(Dataset rows for apps and sites)
►

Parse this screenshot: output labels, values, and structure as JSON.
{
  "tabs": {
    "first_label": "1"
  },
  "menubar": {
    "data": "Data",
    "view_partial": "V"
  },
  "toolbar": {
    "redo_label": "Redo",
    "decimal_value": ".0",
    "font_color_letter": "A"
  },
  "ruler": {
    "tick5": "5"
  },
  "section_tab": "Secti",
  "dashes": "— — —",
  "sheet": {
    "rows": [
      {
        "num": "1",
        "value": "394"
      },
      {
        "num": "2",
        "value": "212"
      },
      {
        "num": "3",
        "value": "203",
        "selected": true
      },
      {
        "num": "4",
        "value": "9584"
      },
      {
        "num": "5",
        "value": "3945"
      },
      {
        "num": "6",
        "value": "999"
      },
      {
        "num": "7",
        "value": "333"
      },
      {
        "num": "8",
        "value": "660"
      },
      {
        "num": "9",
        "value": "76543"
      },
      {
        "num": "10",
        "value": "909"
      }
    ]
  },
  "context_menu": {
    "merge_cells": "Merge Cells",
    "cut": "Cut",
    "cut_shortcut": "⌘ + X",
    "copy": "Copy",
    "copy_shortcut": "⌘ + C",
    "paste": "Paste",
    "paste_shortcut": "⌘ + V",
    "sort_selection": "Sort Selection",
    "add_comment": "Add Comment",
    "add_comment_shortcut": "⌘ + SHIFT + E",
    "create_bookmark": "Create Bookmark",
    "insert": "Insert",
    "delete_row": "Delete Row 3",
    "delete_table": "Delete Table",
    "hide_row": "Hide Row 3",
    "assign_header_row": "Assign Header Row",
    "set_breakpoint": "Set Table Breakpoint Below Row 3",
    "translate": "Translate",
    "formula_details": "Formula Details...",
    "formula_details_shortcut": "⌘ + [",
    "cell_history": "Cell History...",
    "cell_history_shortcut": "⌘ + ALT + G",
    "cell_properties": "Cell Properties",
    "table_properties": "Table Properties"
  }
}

◄

### REQUIRED WORK
Exactly as written, give the records again.

### RESULT OF THE TASK
Parse this screenshot: output labels, values, and structure as JSON.
{
  "tabs": {
    "first_label": "1"
  },
  "menubar": {
    "data": "Data",
    "view_partial": "V"
  },
  "toolbar": {
    "redo_label": "Redo",
    "decimal_value": ".0",
    "font_color_letter": "A"
  },
  "ruler": {
    "tick5": "5"
  },
  "section_tab": "Secti",
  "dashes": "— — —",
  "sheet": {
    "rows": [
      {
        "num": "1",
        "value": "394"
      },
      {
        "num": "2",
        "value": "212"
      },
      {
        "num": "3",
        "value": "203",
        "selected": true
      },
      {
        "num": "4",
        "value": "9584"
      },
      {
        "num": "5",
        "value": "3945"
      },
      {
        "num": "6",
        "value": "999"
      },
      {
        "num": "7",
        "value": "333"
      },
      {
        "num": "8",
        "value": "660"
      },
      {
        "num": "9",
        "value": "76543"
      },
      {
        "num": "10",
        "value": "909"
      }
    ]
  },
  "context_menu": {
    "merge_cells": "Merge Cells",
    "cut": "Cut",
    "cut_shortcut": "⌘ + X",
    "copy": "Copy",
    "copy_shortcut": "⌘ + C",
    "paste": "Paste",
    "paste_shortcut": "⌘ + V",
    "sort_selection": "Sort Selection",
    "add_comment": "Add Comment",
    "add_comment_shortcut": "⌘ + SHIFT + E",
    "create_bookmark": "Create Bookmark",
    "insert": "Insert",
    "delete_row": "Delete Row 3",
    "delete_table": "Delete Table",
    "hide_row": "Hide Row 3",
    "assign_header_row": "Assign Header Row",
    "set_breakpoint": "Set Table Breakpoint Below Row 3",
    "translate": "Translate",
    "formula_details": "Formula Details...",
    "formula_details_shortcut": "⌘ + [",
    "cell_history": "Cell History...",
    "cell_history_shortcut": "⌘ + ALT + G",
    "cell_properties": "Cell Properties",
    "table_properties": "Table Properties"
  }
}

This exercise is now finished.